§ **Entries supplied**:
◆ ◆ ◆ ◆ ◆ ◆ ◆
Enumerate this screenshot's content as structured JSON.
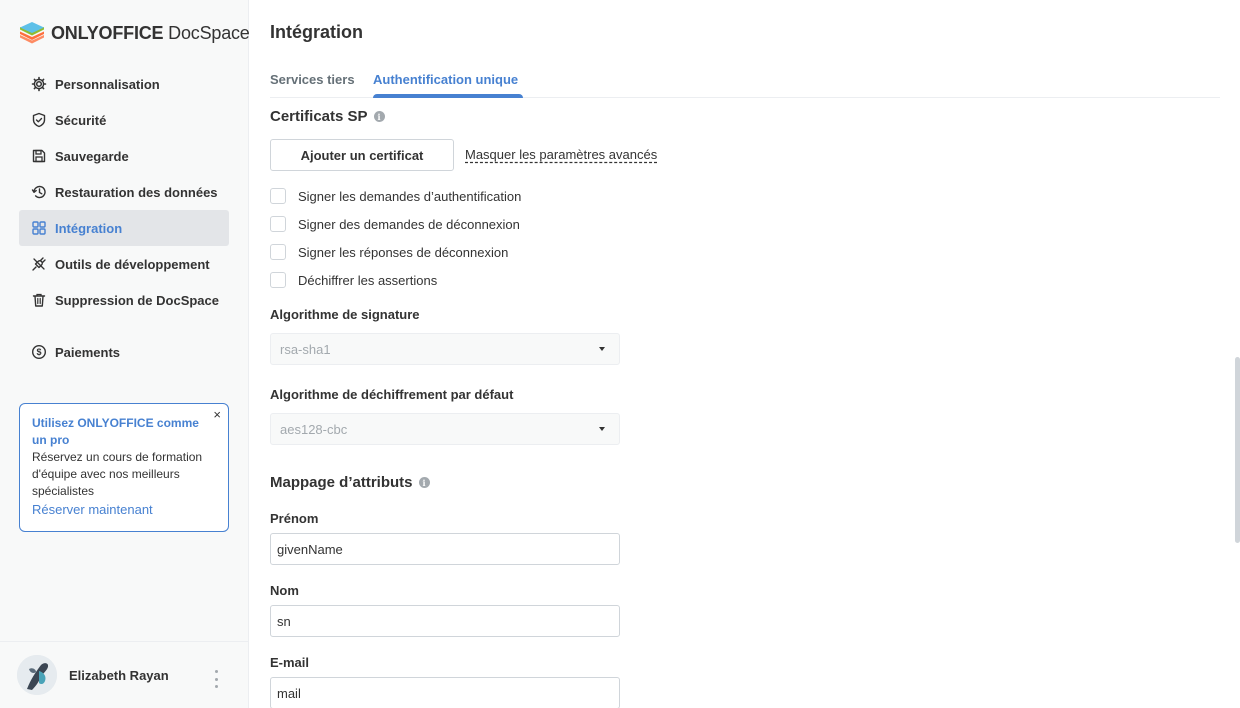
{
  "app": {
    "brand_bold": "ONLYOFFICE",
    "brand_light": "DocSpace"
  },
  "sidebar": {
    "items": [
      {
        "label": "Personnalisation",
        "icon": "gear-icon"
      },
      {
        "label": "Sécurité",
        "icon": "shield-icon"
      },
      {
        "label": "Sauvegarde",
        "icon": "floppy-disk-icon"
      },
      {
        "label": "Restauration des données",
        "icon": "history-icon"
      },
      {
        "label": "Intégration",
        "icon": "grid-icon",
        "active": true
      },
      {
        "label": "Outils de développement",
        "icon": "plug-icon"
      },
      {
        "label": "Suppression de DocSpace",
        "icon": "trash-icon"
      },
      {
        "label": "Paiements",
        "icon": "dollar-circle-icon"
      }
    ]
  },
  "promo": {
    "title": "Utilisez ONLYOFFICE comme un pro",
    "text": "Réservez un cours de formation d'équipe avec nos meilleurs spécialistes",
    "link": "Réserver maintenant",
    "close": "×"
  },
  "user": {
    "name": "Elizabeth Rayan"
  },
  "main": {
    "title": "Intégration",
    "tabs": [
      {
        "label": "Services tiers",
        "active": false
      },
      {
        "label": "Authentification unique",
        "active": true
      }
    ],
    "sp_certs": {
      "title": "Certificats SP",
      "add_button": "Ajouter un certificat",
      "hide_advanced": "Masquer les paramètres avancés",
      "checkboxes": [
        {
          "label": "Signer les demandes d’authentification",
          "checked": false
        },
        {
          "label": "Signer des demandes de déconnexion",
          "checked": false
        },
        {
          "label": "Signer les réponses de déconnexion",
          "checked": false
        },
        {
          "label": "Déchiffrer les assertions",
          "checked": false
        }
      ],
      "sign_algo_label": "Algorithme de signature",
      "sign_algo_value": "rsa-sha1",
      "decrypt_algo_label": "Algorithme de déchiffrement par défaut",
      "decrypt_algo_value": "aes128-cbc"
    },
    "mapping": {
      "title": "Mappage d’attributs",
      "fields": [
        {
          "label": "Prénom",
          "value": "givenName"
        },
        {
          "label": "Nom",
          "value": "sn"
        },
        {
          "label": "E-mail",
          "value": "mail"
        }
      ]
    }
  },
  "colors": {
    "accent": "#4781d1",
    "text": "#333333",
    "muted": "#a3a9ae",
    "sidebar_bg": "#f8f9f9",
    "active_bg": "#e3e5e8",
    "logo_green": "#8bb825",
    "logo_blue": "#5dc0e8",
    "logo_orange": "#ff6f3d"
  }
}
◆ ◆ ◆ ◆ ◆ ◆ ◆
Examine the listing and say how many of its lines contain the string "demandes". Give the number alone.

2